[Stored data entries]
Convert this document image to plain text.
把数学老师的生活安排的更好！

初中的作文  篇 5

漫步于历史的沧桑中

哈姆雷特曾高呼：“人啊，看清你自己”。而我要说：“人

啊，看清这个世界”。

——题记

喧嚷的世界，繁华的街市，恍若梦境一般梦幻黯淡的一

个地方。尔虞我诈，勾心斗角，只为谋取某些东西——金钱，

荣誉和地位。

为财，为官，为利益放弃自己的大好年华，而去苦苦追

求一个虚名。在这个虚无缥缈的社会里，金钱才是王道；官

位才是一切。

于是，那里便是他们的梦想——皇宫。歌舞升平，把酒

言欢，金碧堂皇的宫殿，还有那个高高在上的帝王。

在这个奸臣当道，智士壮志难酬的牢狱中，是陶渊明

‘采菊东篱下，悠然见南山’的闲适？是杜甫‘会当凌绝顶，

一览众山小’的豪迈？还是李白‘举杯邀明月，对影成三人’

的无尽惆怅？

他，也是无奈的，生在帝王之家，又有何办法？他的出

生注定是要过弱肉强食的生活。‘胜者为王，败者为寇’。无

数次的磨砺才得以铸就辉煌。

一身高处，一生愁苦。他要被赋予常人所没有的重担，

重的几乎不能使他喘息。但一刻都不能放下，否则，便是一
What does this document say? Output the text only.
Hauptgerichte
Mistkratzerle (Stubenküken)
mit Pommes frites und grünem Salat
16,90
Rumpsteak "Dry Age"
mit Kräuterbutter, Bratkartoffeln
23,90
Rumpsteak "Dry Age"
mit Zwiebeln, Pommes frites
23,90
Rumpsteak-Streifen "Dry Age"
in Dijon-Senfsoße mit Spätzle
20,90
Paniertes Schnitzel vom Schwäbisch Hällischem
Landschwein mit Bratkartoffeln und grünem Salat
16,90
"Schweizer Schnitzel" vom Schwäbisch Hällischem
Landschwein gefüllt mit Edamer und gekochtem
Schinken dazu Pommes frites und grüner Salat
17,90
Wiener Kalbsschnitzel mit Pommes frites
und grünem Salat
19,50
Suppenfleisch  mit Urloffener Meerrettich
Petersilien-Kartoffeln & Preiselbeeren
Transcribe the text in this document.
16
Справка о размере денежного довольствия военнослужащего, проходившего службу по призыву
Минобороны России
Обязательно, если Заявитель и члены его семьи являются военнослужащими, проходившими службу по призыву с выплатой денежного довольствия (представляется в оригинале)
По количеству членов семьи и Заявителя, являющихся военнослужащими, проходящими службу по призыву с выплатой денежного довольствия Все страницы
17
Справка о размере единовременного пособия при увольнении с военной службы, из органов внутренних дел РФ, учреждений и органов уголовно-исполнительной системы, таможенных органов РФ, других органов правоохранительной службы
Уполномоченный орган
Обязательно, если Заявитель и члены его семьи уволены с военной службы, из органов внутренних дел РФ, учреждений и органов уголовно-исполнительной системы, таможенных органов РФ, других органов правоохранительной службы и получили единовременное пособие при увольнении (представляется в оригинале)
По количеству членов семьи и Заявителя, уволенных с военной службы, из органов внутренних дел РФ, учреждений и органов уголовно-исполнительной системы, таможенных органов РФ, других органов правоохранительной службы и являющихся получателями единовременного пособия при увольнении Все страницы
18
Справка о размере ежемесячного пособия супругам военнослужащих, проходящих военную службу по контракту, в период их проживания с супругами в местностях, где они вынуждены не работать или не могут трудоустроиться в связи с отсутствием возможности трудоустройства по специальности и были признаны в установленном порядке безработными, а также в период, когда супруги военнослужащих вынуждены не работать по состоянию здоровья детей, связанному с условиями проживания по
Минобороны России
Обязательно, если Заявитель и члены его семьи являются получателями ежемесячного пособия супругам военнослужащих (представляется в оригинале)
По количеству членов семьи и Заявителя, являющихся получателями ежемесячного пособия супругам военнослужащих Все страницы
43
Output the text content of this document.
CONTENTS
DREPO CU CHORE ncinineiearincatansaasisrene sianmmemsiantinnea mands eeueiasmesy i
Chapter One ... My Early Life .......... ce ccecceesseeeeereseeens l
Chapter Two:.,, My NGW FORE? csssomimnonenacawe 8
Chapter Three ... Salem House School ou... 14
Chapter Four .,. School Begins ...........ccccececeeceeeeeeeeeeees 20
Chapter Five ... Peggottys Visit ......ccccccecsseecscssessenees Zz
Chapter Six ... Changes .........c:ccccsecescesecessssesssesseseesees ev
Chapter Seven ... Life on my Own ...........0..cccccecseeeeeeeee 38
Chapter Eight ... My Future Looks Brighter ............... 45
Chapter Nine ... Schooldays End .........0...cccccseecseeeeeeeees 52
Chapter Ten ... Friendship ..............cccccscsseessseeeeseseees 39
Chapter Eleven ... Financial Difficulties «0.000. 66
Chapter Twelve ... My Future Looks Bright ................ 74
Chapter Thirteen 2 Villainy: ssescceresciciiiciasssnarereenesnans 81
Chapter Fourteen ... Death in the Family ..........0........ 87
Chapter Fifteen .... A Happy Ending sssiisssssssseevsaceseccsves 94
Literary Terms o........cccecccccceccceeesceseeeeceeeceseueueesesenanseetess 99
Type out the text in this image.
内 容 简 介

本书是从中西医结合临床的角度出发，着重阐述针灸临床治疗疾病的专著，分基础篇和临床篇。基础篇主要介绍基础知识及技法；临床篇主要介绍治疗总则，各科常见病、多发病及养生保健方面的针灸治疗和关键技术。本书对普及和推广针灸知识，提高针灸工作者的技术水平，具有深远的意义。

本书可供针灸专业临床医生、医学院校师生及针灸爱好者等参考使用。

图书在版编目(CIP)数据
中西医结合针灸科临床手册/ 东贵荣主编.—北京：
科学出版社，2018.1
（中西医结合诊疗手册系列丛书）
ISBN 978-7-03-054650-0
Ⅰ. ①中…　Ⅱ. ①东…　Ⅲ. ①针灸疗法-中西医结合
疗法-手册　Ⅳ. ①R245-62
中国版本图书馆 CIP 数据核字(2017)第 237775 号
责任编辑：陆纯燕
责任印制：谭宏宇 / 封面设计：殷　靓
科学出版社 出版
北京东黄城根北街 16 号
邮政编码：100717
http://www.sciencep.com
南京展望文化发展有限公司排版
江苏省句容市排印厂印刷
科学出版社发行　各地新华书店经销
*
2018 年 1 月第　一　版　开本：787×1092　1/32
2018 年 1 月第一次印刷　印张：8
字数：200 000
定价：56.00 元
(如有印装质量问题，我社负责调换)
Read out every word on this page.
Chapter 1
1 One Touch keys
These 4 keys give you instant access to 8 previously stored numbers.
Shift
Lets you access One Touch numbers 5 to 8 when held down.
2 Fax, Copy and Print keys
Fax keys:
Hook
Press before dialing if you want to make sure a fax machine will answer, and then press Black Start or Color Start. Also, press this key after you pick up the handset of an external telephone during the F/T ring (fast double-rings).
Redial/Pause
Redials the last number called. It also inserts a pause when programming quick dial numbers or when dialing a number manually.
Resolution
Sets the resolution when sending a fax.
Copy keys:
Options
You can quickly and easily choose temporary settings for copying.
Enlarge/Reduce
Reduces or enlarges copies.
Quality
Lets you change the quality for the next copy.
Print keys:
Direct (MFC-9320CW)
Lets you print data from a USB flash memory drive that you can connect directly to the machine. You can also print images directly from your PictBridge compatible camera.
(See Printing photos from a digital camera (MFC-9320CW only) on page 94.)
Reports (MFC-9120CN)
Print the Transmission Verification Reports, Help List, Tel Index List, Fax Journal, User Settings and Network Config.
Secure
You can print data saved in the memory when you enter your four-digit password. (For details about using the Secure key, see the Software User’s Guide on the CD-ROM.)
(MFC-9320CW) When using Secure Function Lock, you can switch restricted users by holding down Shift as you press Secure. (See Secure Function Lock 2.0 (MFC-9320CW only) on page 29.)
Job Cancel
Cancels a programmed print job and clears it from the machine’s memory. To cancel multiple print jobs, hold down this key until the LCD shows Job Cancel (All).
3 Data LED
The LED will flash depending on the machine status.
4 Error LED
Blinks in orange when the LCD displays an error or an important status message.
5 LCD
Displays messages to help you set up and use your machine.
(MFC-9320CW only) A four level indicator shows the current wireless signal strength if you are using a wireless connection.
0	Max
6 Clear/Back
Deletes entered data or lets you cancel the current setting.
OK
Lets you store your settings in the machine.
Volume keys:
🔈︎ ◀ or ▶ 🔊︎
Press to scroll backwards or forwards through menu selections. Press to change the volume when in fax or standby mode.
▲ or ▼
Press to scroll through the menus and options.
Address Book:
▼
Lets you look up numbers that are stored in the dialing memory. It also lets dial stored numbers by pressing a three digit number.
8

Written problem:
Every line holding "страницы" should be copied out.

The solution:
По количеству членов семьи и Заявителя, являющихся военнослужащими, проходящими службу по призыву с выплатой денежного довольствия Все страницы
По количеству членов семьи и Заявителя, уволенных с военной службы, из органов внутренних дел РФ, учреждений и органов уголовно-исполнительной системы, таможенных органов РФ, других органов правоохранительной службы и являющихся получателями единовременного пособия при увольнении Все страницы
По количеству членов семьи и Заявителя, являющихся получателями ежемесячного пособия супругам военнослужащих Все страницы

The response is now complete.